> [YOUR INSTRUCTIONS] Extract all of the data and reproduce it precisely.

> [TASK INPUT]
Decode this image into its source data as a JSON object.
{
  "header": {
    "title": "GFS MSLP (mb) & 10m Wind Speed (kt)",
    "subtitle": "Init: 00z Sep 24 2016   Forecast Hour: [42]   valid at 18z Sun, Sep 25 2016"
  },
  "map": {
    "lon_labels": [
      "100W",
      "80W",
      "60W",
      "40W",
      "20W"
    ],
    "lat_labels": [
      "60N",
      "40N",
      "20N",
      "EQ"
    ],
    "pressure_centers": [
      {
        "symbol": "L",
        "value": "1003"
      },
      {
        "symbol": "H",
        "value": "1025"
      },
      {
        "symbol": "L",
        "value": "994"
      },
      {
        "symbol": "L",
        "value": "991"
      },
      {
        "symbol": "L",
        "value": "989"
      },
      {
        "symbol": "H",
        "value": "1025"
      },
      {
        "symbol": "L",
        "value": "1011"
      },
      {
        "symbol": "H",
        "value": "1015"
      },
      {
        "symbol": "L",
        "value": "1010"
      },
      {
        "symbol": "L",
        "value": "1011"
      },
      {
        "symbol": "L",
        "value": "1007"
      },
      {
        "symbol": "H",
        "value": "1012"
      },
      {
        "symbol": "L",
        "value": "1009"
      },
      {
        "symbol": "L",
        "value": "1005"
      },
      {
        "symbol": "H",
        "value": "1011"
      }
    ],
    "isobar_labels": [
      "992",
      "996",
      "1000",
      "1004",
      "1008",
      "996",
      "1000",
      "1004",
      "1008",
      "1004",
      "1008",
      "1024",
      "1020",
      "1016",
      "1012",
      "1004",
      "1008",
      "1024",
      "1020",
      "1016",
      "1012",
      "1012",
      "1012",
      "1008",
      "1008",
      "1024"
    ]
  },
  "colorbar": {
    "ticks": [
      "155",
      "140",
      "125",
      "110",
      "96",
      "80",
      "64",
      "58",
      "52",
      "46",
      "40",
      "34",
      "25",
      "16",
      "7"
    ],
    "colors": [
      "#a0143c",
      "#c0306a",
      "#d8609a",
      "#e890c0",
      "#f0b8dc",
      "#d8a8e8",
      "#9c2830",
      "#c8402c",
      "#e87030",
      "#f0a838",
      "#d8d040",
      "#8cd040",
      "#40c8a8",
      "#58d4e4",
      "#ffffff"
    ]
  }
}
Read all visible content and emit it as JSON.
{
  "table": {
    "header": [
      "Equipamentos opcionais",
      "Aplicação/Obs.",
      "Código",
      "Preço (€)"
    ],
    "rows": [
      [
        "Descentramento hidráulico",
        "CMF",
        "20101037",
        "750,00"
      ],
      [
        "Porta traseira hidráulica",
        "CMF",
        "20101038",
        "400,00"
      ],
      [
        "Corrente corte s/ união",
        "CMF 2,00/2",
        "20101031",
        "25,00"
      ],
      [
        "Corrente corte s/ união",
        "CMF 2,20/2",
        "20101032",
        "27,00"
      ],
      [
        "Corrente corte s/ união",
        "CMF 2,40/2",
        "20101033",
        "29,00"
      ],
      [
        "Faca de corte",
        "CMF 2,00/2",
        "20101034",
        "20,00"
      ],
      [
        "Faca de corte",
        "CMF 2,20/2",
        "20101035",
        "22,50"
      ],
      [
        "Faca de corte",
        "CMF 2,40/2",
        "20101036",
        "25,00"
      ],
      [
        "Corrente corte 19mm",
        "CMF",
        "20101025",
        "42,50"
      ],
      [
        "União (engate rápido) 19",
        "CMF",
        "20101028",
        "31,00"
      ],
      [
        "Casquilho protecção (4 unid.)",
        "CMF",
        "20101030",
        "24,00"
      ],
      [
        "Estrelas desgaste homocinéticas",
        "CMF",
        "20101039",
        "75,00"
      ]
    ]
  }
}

> [FINAL RESULT]
Decode this image into its source data as a JSON object.
{
  "header": {
    "title": "GFS MSLP (mb) & 10m Wind Speed (kt)",
    "subtitle": "Init: 00z Sep 24 2016   Forecast Hour: [42]   valid at 18z Sun, Sep 25 2016"
  },
  "map": {
    "lon_labels": [
      "100W",
      "80W",
      "60W",
      "40W",
      "20W"
    ],
    "lat_labels": [
      "60N",
      "40N",
      "20N",
      "EQ"
    ],
    "pressure_centers": [
      {
        "symbol": "L",
        "value": "1003"
      },
      {
        "symbol": "H",
        "value": "1025"
      },
      {
        "symbol": "L",
        "value": "994"
      },
      {
        "symbol": "L",
        "value": "991"
      },
      {
        "symbol": "L",
        "value": "989"
      },
      {
        "symbol": "H",
        "value": "1025"
      },
      {
        "symbol": "L",
        "value": "1011"
      },
      {
        "symbol": "H",
        "value": "1015"
      },
      {
        "symbol": "L",
        "value": "1010"
      },
      {
        "symbol": "L",
        "value": "1011"
      },
      {
        "symbol": "L",
        "value": "1007"
      },
      {
        "symbol": "H",
        "value": "1012"
      },
      {
        "symbol": "L",
        "value": "1009"
      },
      {
        "symbol": "L",
        "value": "1005"
      },
      {
        "symbol": "H",
        "value": "1011"
      }
    ],
    "isobar_labels": [
      "992",
      "996",
      "1000",
      "1004",
      "1008",
      "996",
      "1000",
      "1004",
      "1008",
      "1004",
      "1008",
      "1024",
      "1020",
      "1016",
      "1012",
      "1004",
      "1008",
      "1024",
      "1020",
      "1016",
      "1012",
      "1012",
      "1012",
      "1008",
      "1008",
      "1024"
    ]
  },
  "colorbar": {
    "ticks": [
      "155",
      "140",
      "125",
      "110",
      "96",
      "80",
      "64",
      "58",
      "52",
      "46",
      "40",
      "34",
      "25",
      "16",
      "7"
    ],
    "colors": [
      "#a0143c",
      "#c0306a",
      "#d8609a",
      "#e890c0",
      "#f0b8dc",
      "#d8a8e8",
      "#9c2830",
      "#c8402c",
      "#e87030",
      "#f0a838",
      "#d8d040",
      "#8cd040",
      "#40c8a8",
      "#58d4e4",
      "#ffffff"
    ]
  }
}
Read all visible content and emit it as JSON.
{
  "table": {
    "header": [
      "Equipamentos opcionais",
      "Aplicação/Obs.",
      "Código",
      "Preço (€)"
    ],
    "rows": [
      [
        "Descentramento hidráulico",
        "CMF",
        "20101037",
        "750,00"
      ],
      [
        "Porta traseira hidráulica",
        "CMF",
        "20101038",
        "400,00"
      ],
      [
        "Corrente corte s/ união",
        "CMF 2,00/2",
        "20101031",
        "25,00"
      ],
      [
        "Corrente corte s/ união",
        "CMF 2,20/2",
        "20101032",
        "27,00"
      ],
      [
        "Corrente corte s/ união",
        "CMF 2,40/2",
        "20101033",
        "29,00"
      ],
      [
        "Faca de corte",
        "CMF 2,00/2",
        "20101034",
        "20,00"
      ],
      [
        "Faca de corte",
        "CMF 2,20/2",
        "20101035",
        "22,50"
      ],
      [
        "Faca de corte",
        "CMF 2,40/2",
        "20101036",
        "25,00"
      ],
      [
        "Corrente corte 19mm",
        "CMF",
        "20101025",
        "42,50"
      ],
      [
        "União (engate rápido) 19",
        "CMF",
        "20101028",
        "31,00"
      ],
      [
        "Casquilho protecção (4 unid.)",
        "CMF",
        "20101030",
        "24,00"
      ],
      [
        "Estrelas desgaste homocinéticas",
        "CMF",
        "20101039",
        "75,00"
      ]
    ]
  }
}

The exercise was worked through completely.